_WHAT IS BEING ASKED:_ Find each line with "screenshot" and copy it.

------------------------------------------------

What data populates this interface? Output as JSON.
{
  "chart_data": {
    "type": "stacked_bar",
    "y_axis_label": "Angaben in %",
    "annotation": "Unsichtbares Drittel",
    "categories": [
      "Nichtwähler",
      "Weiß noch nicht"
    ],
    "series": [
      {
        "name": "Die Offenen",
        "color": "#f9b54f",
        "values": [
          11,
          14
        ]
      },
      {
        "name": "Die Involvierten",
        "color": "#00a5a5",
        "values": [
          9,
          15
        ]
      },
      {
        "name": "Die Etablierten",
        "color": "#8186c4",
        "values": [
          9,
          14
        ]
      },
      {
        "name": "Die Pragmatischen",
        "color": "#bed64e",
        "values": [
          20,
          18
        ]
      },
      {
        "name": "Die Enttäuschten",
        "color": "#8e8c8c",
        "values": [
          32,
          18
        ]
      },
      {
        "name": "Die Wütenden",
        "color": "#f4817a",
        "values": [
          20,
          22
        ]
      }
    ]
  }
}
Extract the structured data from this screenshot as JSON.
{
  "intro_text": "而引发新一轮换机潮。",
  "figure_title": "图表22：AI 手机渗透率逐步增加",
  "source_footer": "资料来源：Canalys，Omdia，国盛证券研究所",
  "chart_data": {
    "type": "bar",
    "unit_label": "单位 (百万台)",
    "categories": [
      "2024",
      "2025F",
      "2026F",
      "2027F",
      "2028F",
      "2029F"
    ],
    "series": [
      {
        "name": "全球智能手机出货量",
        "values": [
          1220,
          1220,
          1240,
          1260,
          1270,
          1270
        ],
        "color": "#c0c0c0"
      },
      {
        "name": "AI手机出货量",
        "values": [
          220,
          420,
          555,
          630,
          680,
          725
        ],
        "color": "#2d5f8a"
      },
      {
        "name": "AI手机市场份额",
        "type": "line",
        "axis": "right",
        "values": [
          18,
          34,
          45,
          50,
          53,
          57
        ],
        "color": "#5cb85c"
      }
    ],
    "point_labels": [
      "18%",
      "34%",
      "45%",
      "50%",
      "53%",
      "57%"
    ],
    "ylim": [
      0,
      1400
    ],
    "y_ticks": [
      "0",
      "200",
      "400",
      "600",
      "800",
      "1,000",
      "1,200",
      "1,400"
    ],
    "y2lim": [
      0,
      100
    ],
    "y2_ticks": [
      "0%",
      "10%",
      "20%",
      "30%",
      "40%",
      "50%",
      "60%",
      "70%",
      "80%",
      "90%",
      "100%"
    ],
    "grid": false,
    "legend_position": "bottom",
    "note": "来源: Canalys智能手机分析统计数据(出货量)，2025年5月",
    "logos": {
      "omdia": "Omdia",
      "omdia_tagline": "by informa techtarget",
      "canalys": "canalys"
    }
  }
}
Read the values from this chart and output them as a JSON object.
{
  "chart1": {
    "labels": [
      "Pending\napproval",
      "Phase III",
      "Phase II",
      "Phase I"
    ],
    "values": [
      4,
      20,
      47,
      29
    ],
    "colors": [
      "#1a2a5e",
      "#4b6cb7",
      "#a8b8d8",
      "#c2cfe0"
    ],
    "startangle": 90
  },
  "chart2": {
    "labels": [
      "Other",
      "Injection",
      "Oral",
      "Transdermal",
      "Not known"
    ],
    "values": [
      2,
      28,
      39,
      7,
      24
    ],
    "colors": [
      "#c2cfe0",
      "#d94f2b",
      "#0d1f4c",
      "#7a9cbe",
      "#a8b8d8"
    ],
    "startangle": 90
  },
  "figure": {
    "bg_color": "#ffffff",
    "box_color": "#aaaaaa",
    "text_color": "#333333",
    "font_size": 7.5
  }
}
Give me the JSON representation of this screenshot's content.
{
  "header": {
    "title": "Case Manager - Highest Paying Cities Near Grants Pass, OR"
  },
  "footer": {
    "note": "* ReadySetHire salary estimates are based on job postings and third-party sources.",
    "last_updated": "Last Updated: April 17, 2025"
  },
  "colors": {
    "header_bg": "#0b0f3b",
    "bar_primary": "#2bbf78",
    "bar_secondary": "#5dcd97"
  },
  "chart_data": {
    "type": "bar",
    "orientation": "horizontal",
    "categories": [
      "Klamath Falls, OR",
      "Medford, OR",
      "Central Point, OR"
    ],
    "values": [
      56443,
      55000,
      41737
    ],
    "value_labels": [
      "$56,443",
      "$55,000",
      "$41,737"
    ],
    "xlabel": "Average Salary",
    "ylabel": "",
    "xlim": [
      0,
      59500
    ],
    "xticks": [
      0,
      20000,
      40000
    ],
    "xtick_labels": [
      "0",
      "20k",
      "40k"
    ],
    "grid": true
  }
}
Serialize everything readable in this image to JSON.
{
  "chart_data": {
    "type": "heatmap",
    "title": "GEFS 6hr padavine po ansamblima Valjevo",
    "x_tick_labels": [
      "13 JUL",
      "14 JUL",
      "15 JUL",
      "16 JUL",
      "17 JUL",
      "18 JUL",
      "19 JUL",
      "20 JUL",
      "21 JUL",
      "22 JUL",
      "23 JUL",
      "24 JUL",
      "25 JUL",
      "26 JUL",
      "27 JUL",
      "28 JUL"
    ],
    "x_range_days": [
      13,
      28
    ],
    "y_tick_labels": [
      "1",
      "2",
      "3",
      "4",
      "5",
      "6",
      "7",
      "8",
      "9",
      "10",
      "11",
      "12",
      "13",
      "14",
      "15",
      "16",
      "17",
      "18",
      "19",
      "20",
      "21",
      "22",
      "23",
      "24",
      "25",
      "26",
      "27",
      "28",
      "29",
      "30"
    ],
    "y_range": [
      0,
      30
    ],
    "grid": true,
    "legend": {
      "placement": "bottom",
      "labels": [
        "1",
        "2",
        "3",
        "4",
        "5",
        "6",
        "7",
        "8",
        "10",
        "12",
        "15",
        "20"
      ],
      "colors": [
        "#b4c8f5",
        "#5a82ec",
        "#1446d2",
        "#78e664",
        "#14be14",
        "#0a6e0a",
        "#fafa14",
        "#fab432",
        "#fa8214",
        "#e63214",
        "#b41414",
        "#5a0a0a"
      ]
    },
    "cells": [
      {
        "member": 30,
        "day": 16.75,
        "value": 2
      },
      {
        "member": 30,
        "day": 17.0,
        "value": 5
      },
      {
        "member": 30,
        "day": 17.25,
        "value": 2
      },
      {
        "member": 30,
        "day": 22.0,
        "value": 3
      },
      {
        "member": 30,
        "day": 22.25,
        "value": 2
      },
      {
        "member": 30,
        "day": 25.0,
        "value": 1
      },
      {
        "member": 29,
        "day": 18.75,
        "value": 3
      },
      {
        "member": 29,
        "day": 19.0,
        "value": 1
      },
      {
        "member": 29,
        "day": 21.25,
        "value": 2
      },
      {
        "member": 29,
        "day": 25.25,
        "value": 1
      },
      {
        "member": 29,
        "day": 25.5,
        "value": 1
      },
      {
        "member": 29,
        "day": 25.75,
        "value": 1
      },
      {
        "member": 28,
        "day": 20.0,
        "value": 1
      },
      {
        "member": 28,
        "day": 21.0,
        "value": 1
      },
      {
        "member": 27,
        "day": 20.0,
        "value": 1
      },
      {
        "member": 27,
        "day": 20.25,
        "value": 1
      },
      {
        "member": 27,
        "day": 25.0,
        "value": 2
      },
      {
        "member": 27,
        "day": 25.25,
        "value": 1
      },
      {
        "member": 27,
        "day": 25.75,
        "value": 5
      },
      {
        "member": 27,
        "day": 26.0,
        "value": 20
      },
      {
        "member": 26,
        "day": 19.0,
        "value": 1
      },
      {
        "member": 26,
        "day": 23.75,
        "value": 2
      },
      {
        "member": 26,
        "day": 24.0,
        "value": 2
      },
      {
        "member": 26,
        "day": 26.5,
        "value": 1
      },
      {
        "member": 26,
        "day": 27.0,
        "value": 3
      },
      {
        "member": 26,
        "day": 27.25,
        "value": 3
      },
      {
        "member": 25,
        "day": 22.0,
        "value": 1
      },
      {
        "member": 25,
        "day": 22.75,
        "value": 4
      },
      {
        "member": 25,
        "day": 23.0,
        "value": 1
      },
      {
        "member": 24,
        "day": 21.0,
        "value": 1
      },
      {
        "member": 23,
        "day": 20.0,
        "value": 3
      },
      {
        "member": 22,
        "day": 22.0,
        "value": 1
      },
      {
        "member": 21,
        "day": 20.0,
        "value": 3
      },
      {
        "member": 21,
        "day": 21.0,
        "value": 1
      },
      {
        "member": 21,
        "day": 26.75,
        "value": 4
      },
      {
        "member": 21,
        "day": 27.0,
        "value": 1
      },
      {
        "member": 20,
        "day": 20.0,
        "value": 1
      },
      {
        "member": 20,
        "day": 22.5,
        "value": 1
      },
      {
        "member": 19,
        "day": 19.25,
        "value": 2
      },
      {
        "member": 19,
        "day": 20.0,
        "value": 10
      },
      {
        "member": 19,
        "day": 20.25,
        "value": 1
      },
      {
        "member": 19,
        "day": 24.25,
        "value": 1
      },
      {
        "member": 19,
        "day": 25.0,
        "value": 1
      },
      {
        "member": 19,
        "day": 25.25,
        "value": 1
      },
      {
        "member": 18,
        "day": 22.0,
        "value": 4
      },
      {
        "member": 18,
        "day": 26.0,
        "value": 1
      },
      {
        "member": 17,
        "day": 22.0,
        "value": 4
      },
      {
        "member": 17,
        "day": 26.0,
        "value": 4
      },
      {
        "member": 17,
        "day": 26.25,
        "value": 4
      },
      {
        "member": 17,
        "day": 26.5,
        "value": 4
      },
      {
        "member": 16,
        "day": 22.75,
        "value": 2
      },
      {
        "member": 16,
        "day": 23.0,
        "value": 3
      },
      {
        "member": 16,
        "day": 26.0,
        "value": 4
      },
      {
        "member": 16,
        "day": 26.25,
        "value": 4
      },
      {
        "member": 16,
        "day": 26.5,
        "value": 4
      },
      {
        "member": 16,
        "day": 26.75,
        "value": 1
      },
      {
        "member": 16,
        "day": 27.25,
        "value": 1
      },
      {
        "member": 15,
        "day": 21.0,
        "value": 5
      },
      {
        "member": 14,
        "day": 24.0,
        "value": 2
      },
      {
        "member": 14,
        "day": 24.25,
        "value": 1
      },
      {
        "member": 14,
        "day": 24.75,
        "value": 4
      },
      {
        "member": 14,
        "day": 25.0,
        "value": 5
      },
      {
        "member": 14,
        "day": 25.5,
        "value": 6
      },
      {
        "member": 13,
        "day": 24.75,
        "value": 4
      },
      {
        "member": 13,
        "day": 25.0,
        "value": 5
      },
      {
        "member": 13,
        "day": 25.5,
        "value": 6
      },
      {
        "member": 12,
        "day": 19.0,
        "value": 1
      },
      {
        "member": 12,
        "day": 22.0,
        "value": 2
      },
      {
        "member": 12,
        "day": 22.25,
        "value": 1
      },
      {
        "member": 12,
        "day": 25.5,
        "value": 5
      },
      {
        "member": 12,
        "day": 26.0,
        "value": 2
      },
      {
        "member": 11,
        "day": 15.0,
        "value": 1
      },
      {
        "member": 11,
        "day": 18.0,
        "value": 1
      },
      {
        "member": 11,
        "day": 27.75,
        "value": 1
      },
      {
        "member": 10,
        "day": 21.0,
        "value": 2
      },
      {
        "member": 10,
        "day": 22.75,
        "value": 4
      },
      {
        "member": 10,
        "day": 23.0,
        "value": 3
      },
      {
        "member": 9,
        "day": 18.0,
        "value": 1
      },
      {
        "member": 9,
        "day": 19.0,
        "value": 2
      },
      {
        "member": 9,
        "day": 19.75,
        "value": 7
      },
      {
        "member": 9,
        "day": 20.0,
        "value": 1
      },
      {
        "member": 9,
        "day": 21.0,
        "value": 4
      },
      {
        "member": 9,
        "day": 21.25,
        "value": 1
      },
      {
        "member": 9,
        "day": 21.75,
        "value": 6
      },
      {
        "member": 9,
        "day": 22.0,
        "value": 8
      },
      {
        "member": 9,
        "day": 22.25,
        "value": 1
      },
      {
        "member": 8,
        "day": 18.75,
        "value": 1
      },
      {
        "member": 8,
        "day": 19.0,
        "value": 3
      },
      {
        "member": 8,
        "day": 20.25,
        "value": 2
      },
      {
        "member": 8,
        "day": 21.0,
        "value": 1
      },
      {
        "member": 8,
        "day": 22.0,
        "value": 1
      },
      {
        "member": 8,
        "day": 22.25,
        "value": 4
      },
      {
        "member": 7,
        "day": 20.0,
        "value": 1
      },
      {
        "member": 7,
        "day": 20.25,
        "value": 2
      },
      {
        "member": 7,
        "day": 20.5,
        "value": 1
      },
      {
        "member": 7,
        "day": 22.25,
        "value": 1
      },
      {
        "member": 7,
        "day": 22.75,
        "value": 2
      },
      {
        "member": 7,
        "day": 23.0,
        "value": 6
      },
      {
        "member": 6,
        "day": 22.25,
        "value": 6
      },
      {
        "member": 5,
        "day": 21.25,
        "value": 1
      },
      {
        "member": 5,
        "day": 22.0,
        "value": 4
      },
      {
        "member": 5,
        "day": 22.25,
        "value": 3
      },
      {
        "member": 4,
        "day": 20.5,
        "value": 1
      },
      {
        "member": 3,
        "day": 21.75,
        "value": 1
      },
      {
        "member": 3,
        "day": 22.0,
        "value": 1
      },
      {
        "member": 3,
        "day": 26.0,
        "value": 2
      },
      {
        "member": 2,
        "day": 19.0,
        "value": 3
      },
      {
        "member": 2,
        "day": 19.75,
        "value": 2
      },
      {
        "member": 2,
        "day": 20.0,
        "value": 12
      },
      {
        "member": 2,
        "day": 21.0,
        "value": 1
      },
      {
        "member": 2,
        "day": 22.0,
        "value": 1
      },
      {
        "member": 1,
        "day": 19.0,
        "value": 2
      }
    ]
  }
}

------------------------------------------------

_SOLUTION:_
Extract the structured data from this screenshot as JSON.
Give me the JSON representation of this screenshot's content.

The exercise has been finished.